__Task to complete__: Write out each line of the listing as it stands, without the images.

__Information supplied__:
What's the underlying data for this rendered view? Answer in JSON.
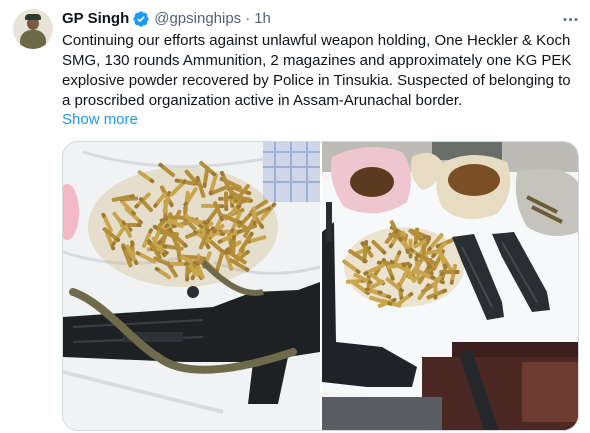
{
  "author": {
    "name": "GP Singh",
    "handle": "@gpsinghips",
    "time": "1h"
  },
  "tweet": {
    "text": "Continuing our efforts against unlawful weapon holding, One Heckler & Koch SMG, 130 rounds Ammunition, 2 magazines and approximately one KG PEK explosive powder recovered by Police in Tinsukia. Suspected of belonging to a proscribed organization active in Assam-Arunachal border.",
    "show_more_label": "Show more"
  },
  "icons": {
    "verified": "verified-badge-icon",
    "more": "more-options-icon"
  },
  "colors": {
    "link": "#1d9bf0",
    "secondary_text": "#536471",
    "verified": "#1d9bf0"
  }
}
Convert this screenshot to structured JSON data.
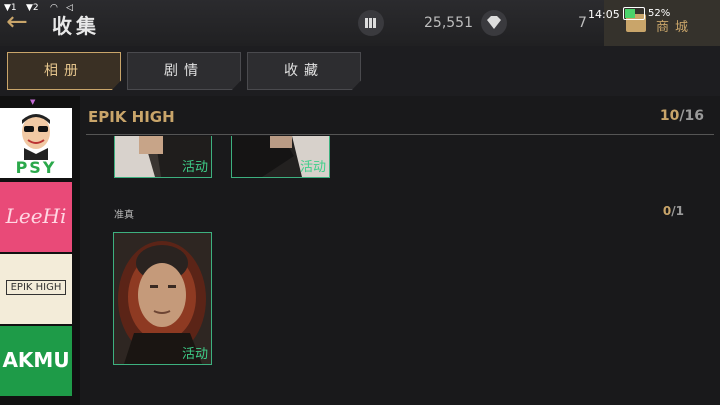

__Problem solution__:
What's the underlying data for this rendered view? Answer in JSON.
{
  "author": {
    "name": "GP Singh",
    "handle": "@gpsinghips",
    "time": "1h"
  },
  "tweet": {
    "text": "Continuing our efforts against unlawful weapon holding, One Heckler & Koch SMG, 130 rounds Ammunition, 2 magazines and approximately one KG PEK explosive powder recovered by Police in Tinsukia. Suspected of belonging to a proscribed organization active in Assam-Arunachal border.",
    "show_more_label": "Show more"
  },
  "icons": {
    "verified": "verified-badge-icon",
    "more": "more-options-icon"
  },
  "colors": {
    "link": "#1d9bf0",
    "secondary_text": "#536471",
    "verified": "#1d9bf0"
  }
}
Convert this screenshot to structured JSON data.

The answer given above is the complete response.